■ DIRECTIVE
Lift out each line of the data that holds "Example".

■ EXCERPTED DATA
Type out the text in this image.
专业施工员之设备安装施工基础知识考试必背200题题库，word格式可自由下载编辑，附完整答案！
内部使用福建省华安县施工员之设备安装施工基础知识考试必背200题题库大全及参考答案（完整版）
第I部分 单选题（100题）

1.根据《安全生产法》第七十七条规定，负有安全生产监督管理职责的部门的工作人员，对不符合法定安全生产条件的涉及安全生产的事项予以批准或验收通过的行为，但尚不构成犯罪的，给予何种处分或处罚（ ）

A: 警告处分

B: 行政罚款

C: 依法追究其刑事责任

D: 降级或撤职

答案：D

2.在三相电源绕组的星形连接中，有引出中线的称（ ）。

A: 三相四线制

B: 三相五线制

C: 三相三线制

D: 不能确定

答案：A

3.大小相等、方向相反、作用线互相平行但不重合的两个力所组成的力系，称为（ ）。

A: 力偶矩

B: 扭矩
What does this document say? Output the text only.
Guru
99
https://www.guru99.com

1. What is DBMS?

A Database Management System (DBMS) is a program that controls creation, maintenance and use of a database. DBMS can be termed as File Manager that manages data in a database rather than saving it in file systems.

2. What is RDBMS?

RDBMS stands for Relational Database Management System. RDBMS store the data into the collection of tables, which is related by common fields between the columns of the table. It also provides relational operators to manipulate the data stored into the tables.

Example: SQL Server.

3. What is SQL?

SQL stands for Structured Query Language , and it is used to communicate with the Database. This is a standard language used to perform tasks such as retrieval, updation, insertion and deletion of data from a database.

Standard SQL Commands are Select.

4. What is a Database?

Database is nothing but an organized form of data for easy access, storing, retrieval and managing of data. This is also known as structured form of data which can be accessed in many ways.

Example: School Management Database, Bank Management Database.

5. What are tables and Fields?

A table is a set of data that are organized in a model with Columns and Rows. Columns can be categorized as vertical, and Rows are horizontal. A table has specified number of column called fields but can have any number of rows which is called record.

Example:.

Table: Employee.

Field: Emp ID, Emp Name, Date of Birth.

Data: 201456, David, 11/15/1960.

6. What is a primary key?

■ RESULT OF THIS TASK
Example: SQL Server.
Example: School Management Database, Bank Management Database.
Example:.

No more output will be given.